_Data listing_
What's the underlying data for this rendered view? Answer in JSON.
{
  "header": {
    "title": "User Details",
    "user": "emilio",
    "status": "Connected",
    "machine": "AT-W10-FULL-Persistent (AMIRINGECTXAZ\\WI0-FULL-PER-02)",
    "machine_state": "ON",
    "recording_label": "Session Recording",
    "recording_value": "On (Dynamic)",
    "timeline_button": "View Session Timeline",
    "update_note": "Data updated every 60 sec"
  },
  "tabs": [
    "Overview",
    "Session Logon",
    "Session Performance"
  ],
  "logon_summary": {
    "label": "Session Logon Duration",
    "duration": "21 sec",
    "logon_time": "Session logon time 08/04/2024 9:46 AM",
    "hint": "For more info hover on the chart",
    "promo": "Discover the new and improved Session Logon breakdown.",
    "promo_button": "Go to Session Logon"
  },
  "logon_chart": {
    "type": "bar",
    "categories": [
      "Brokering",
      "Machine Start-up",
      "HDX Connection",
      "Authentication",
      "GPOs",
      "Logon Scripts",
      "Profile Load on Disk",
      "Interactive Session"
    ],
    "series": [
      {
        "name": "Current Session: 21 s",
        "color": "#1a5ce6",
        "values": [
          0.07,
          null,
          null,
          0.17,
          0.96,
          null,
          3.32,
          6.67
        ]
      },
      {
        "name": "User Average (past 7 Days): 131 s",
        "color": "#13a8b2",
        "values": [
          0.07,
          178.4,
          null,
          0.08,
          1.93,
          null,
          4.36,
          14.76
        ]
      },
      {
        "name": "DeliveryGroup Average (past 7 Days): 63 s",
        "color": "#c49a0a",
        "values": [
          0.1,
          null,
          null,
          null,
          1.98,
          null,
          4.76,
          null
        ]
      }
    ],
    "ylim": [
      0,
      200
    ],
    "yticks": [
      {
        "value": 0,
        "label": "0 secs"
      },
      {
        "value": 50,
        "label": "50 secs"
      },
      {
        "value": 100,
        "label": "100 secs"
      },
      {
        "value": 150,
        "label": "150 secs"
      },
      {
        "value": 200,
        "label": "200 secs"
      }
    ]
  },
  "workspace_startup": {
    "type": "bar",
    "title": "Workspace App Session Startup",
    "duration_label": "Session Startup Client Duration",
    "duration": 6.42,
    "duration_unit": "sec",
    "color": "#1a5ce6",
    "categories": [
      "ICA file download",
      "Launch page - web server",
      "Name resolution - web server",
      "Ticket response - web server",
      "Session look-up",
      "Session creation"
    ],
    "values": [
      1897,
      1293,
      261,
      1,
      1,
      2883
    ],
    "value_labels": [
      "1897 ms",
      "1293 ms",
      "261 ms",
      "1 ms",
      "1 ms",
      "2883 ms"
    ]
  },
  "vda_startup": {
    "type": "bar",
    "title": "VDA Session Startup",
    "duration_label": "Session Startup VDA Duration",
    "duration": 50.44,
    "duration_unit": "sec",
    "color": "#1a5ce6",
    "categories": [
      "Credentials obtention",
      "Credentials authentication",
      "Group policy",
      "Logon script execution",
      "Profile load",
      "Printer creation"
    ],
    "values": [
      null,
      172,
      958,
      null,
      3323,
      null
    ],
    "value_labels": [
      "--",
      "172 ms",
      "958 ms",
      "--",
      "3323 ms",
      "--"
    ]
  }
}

_PROBLEM DETAILS_
Copy each line of the listing in which the word "server" can be found.

_IN RESPONSE_
      "Launch page - web server",
      "Name resolution - web server",
      "Ticket response - web server",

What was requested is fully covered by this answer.